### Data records
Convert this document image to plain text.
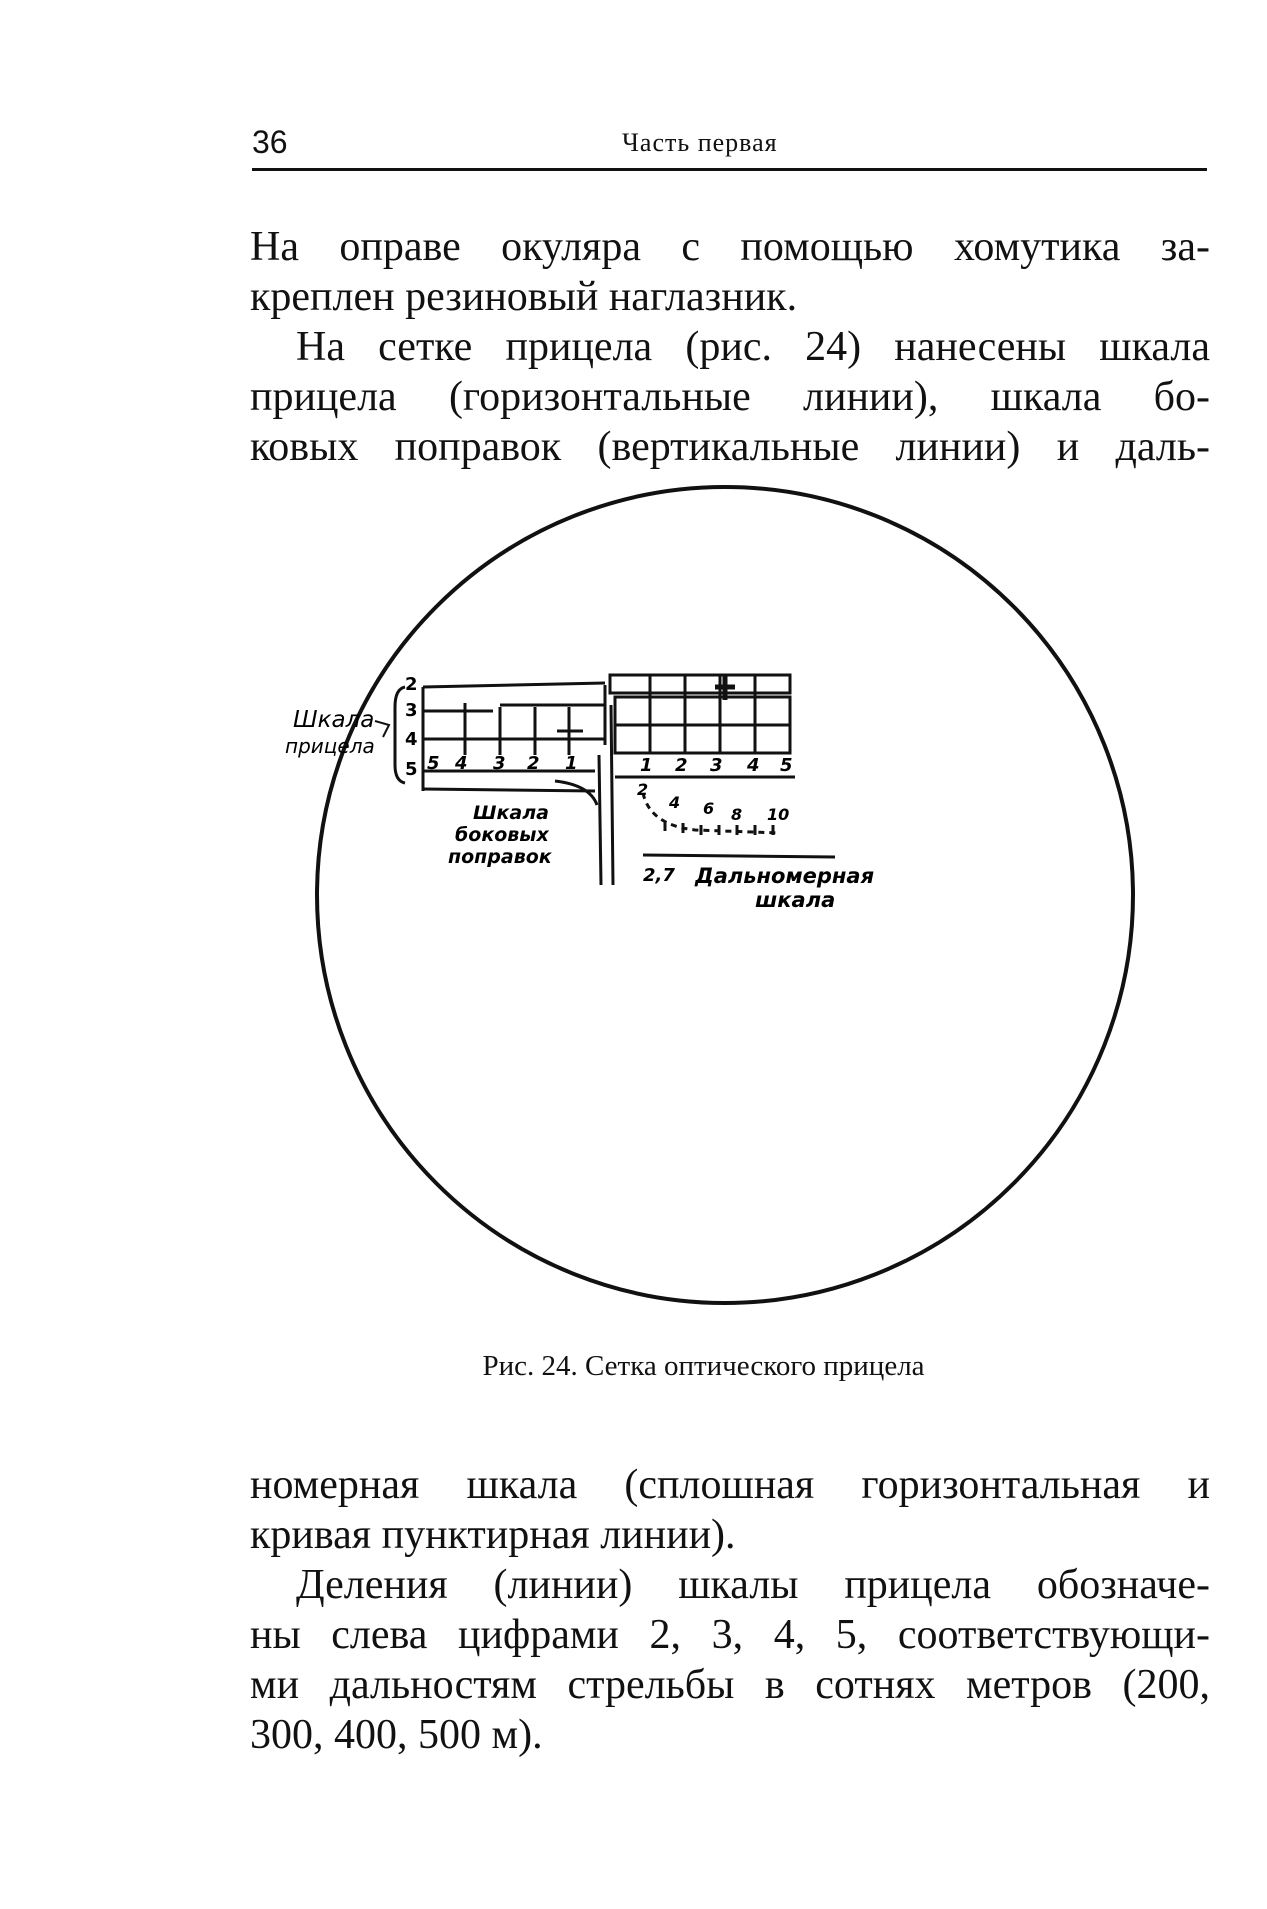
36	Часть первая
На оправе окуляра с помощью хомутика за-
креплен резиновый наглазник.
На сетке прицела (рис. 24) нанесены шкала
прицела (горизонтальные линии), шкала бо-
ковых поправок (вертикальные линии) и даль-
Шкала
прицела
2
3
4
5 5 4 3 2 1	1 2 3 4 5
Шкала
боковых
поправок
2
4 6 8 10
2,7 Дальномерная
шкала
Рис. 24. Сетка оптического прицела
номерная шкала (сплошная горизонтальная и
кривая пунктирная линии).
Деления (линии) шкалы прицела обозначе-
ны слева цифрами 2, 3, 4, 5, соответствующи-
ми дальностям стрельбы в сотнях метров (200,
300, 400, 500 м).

==

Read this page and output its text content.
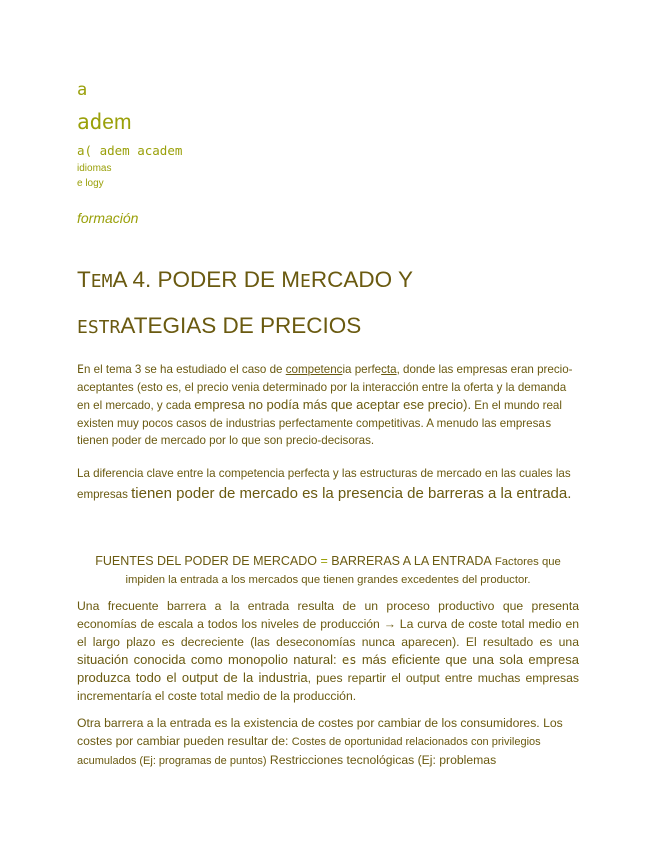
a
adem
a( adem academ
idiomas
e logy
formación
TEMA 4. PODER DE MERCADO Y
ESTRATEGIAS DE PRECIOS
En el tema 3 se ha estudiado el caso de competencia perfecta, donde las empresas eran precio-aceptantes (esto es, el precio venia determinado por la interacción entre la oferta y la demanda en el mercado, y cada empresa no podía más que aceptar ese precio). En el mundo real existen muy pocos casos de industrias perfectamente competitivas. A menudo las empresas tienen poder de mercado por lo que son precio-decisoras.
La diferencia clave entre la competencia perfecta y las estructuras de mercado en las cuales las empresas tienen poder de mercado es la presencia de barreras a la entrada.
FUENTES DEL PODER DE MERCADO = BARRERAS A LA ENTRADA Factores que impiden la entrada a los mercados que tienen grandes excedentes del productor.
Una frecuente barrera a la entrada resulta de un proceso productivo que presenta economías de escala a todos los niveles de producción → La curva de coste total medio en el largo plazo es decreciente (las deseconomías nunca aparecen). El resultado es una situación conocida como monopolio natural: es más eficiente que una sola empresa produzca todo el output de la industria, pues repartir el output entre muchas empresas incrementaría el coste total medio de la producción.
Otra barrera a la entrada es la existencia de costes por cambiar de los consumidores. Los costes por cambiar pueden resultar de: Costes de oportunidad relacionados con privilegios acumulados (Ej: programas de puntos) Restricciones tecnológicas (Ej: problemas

* * *

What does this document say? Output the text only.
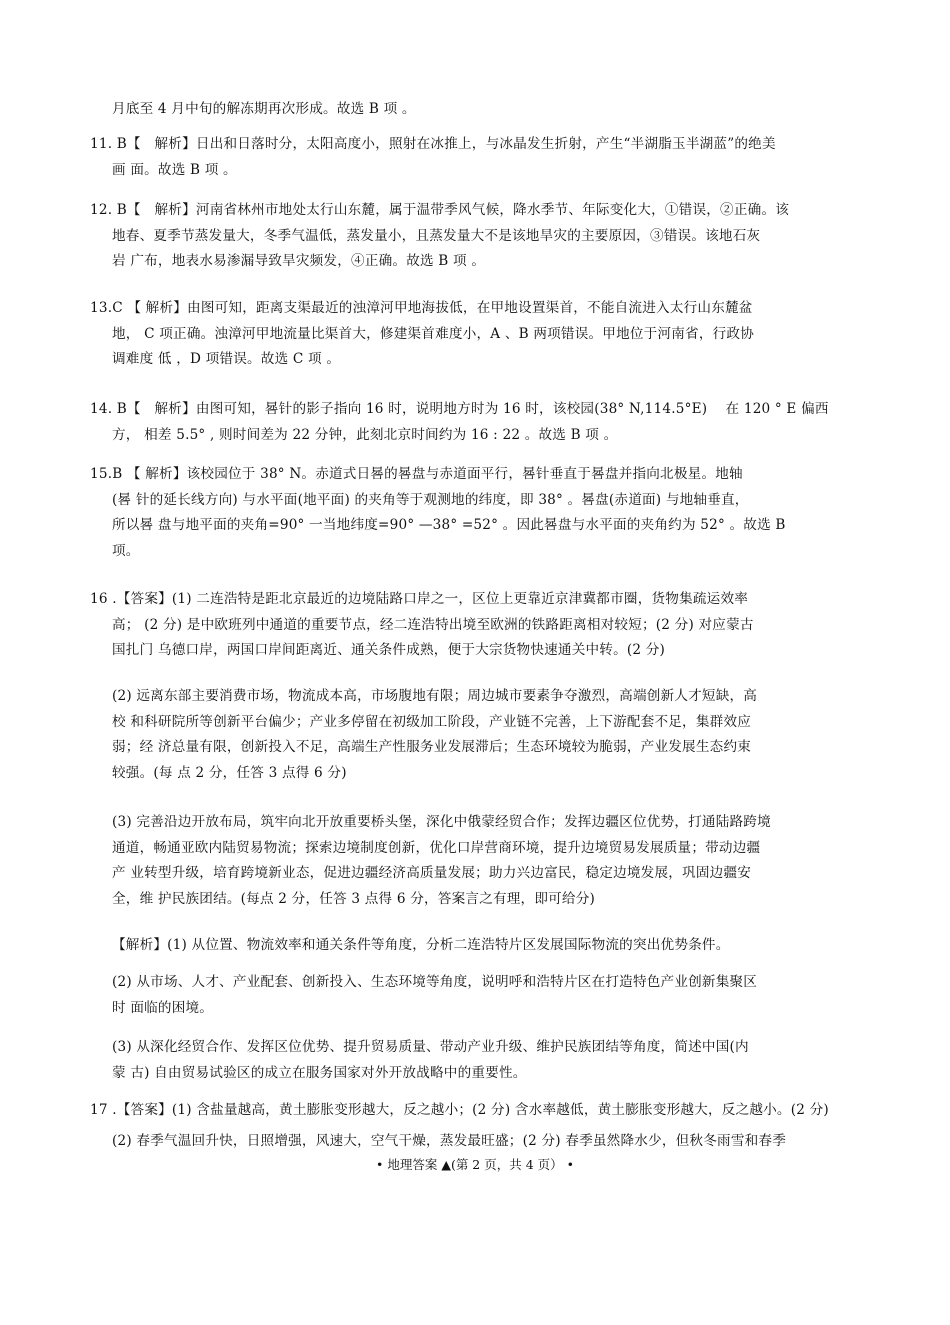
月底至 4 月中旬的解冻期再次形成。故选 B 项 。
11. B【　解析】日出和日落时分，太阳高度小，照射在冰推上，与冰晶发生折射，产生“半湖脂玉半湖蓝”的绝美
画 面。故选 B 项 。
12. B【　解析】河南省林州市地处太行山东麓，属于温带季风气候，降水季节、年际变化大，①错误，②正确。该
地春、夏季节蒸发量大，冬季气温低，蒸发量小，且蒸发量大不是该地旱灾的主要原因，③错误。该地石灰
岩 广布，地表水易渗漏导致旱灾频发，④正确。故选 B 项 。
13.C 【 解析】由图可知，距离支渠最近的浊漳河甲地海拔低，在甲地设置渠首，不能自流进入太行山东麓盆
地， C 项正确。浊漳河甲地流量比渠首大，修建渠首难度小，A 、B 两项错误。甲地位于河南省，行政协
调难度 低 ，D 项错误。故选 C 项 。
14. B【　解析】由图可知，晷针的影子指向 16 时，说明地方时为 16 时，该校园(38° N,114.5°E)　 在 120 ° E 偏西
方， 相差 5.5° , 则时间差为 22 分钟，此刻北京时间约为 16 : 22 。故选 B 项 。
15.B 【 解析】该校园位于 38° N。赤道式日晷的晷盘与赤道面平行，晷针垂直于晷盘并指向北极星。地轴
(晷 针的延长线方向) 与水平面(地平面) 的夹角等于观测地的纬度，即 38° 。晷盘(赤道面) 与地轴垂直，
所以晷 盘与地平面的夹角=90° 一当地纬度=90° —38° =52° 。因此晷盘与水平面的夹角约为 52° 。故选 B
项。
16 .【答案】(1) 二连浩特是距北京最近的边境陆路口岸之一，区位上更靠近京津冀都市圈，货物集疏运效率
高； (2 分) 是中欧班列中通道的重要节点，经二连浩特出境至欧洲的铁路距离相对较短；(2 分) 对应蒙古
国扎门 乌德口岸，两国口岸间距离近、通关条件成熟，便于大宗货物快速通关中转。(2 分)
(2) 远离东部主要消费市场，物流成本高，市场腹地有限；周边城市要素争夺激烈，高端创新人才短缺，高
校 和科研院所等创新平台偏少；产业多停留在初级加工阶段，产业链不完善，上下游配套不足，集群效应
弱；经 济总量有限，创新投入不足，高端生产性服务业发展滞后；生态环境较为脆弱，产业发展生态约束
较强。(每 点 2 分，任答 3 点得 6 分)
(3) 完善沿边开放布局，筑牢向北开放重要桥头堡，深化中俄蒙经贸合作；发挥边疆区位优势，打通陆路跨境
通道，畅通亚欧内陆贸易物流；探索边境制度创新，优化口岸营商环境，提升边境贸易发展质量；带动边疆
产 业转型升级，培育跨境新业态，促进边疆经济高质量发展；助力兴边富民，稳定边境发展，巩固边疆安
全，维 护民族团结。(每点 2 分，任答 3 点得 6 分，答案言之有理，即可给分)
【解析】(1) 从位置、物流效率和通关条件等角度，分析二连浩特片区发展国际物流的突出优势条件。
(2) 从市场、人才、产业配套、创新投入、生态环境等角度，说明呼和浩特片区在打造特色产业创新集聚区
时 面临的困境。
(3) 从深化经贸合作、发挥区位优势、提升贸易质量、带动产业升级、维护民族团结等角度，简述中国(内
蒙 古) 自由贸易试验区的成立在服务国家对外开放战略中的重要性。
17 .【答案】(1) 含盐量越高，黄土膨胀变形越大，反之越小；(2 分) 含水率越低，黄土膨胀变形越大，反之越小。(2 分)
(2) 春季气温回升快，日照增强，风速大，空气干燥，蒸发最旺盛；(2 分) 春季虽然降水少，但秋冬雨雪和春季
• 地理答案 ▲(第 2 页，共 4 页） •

### Task to complete
Your answer should be one number: how many lines of the listing include the word "text".

### Written response
3